>> START
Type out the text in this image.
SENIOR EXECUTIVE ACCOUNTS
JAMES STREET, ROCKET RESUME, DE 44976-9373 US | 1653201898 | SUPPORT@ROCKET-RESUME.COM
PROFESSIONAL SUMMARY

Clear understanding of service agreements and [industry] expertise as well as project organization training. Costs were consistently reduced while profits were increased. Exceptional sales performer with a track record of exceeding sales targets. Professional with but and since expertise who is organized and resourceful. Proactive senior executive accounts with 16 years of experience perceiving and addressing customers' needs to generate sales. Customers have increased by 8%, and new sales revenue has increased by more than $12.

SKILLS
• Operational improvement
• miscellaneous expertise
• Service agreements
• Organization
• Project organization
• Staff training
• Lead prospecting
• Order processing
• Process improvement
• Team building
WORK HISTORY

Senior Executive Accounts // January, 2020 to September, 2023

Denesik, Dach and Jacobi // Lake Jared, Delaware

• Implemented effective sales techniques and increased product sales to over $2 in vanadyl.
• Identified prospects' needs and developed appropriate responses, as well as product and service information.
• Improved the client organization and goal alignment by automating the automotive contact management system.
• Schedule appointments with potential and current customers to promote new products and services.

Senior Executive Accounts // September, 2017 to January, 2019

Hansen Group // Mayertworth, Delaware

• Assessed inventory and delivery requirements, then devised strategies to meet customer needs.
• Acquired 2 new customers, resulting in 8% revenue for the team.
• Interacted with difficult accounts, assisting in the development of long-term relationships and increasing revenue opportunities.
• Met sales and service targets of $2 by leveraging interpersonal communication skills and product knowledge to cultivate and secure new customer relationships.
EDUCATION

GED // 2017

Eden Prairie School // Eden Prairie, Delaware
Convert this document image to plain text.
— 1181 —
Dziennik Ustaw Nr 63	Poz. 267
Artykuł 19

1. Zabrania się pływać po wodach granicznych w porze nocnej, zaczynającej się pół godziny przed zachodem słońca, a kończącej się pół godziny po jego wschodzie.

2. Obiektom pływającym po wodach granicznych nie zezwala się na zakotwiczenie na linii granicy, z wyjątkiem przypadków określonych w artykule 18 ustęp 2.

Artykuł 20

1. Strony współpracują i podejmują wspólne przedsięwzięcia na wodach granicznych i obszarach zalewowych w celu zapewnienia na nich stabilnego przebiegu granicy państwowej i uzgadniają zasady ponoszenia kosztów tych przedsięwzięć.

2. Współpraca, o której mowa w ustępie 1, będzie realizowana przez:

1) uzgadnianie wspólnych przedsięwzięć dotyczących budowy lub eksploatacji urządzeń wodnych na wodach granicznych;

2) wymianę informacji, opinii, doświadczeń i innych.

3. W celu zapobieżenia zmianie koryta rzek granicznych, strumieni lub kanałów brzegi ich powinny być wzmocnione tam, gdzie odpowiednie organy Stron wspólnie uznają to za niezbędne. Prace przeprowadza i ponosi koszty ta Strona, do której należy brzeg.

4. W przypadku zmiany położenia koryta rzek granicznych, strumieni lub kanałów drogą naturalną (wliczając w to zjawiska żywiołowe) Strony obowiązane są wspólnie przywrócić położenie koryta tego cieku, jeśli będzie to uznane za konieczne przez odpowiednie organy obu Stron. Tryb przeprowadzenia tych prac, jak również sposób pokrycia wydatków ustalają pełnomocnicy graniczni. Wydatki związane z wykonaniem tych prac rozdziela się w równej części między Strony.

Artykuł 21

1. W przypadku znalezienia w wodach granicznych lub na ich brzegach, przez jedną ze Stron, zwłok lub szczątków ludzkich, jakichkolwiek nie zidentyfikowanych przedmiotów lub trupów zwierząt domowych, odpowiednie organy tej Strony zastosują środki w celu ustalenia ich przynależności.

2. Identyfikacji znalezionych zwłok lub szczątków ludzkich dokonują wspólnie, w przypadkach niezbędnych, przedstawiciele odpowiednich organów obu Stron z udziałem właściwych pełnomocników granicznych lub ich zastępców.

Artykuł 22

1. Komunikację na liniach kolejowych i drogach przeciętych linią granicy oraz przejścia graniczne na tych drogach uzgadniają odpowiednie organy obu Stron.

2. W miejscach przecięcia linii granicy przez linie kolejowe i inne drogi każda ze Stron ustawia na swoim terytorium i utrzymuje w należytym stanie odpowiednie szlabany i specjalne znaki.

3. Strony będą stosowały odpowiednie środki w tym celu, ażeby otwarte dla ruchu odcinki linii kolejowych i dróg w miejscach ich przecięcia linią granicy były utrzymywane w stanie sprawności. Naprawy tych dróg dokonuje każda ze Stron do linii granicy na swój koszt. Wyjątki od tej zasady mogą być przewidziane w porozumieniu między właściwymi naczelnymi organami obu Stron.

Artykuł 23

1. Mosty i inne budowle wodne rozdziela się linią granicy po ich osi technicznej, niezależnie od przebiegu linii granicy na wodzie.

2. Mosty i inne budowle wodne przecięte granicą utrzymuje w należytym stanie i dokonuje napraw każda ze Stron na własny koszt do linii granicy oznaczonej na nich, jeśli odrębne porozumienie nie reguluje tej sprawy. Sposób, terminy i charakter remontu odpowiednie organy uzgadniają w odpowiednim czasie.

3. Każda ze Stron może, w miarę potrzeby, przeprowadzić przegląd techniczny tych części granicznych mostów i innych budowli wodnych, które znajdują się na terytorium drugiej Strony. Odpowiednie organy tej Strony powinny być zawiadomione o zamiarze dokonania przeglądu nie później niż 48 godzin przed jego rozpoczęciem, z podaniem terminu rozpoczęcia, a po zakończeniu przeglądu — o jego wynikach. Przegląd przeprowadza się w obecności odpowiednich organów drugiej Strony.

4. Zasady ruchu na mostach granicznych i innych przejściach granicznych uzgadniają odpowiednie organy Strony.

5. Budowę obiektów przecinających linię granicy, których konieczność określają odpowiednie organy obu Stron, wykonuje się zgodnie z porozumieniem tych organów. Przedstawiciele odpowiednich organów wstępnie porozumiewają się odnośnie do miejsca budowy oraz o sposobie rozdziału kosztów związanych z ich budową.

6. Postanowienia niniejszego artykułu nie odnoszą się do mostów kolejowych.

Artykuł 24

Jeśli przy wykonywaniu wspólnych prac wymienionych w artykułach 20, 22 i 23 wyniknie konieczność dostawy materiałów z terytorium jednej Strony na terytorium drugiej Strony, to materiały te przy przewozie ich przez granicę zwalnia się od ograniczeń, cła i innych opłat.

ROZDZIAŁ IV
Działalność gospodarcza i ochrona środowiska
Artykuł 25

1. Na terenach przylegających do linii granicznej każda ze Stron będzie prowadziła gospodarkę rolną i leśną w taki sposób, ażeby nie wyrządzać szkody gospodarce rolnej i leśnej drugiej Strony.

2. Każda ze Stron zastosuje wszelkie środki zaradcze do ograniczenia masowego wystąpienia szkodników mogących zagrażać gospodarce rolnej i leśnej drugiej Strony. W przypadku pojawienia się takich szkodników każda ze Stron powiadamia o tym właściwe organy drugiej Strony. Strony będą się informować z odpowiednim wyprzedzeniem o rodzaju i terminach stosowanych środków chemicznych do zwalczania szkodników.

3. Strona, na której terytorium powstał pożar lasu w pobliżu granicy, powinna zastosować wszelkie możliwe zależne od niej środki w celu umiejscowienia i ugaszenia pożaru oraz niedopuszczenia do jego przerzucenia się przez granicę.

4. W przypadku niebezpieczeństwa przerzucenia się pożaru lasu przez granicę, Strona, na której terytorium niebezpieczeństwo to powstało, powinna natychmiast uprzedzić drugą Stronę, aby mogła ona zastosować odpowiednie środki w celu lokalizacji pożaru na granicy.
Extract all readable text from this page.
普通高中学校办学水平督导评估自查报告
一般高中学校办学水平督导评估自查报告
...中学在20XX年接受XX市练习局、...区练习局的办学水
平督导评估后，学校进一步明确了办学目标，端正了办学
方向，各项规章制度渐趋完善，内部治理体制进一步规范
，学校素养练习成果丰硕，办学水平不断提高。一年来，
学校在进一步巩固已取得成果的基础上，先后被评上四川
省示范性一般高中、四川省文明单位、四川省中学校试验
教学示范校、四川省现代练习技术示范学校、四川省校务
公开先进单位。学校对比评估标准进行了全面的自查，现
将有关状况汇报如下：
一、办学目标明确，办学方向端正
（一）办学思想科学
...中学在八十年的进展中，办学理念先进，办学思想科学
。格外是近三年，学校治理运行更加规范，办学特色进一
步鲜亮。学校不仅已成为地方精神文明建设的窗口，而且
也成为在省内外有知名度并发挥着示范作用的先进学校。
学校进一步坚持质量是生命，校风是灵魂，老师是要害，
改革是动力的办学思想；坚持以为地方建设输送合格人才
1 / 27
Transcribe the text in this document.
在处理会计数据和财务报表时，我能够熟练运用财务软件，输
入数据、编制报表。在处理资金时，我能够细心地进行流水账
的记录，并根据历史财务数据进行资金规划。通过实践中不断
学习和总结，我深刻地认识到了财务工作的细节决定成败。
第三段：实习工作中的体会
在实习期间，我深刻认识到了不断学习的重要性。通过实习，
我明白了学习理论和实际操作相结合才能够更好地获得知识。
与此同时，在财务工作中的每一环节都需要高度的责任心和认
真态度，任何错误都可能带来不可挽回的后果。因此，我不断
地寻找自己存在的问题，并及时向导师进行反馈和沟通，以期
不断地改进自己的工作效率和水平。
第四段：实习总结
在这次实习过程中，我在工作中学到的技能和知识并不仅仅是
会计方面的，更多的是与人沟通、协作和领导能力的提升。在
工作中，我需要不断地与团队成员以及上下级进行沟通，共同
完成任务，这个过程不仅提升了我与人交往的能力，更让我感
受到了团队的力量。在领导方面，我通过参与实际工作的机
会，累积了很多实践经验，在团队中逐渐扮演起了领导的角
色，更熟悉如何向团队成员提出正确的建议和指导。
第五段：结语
>> END
What is being asked
Going through the records above, state how many lines carry "drugiej", with no other text.

Answer to the task
4